> **Work to be completed**: All entries should be output exactly as they stand.

> **Material supplied**:

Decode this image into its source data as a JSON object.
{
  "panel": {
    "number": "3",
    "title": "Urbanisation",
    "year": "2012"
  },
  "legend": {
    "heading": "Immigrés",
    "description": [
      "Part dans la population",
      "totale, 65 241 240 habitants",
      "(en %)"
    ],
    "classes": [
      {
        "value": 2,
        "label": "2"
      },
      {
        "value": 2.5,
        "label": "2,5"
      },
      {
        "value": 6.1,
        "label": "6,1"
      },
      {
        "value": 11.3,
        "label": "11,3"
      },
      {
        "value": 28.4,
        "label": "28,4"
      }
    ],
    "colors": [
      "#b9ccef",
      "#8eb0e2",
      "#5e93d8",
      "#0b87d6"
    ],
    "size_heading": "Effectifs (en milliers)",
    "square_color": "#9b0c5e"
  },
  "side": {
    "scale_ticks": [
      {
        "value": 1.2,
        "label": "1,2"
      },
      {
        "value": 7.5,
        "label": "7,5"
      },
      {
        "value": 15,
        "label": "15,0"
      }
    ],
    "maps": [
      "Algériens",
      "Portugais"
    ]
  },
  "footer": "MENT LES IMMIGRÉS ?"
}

> **Solution to this problem**:
Decode this image into its source data as a JSON object.
{
  "panel": {
    "number": "3",
    "title": "Urbanisation",
    "year": "2012"
  },
  "legend": {
    "heading": "Immigrés",
    "description": [
      "Part dans la population",
      "totale, 65 241 240 habitants",
      "(en %)"
    ],
    "classes": [
      {
        "value": 2,
        "label": "2"
      },
      {
        "value": 2.5,
        "label": "2,5"
      },
      {
        "value": 6.1,
        "label": "6,1"
      },
      {
        "value": 11.3,
        "label": "11,3"
      },
      {
        "value": 28.4,
        "label": "28,4"
      }
    ],
    "colors": [
      "#b9ccef",
      "#8eb0e2",
      "#5e93d8",
      "#0b87d6"
    ],
    "size_heading": "Effectifs (en milliers)",
    "square_color": "#9b0c5e"
  },
  "side": {
    "scale_ticks": [
      {
        "value": 1.2,
        "label": "1,2"
      },
      {
        "value": 7.5,
        "label": "7,5"
      },
      {
        "value": 15,
        "label": "15,0"
      }
    ],
    "maps": [
      "Algériens",
      "Portugais"
    ]
  },
  "footer": "MENT LES IMMIGRÉS ?"
}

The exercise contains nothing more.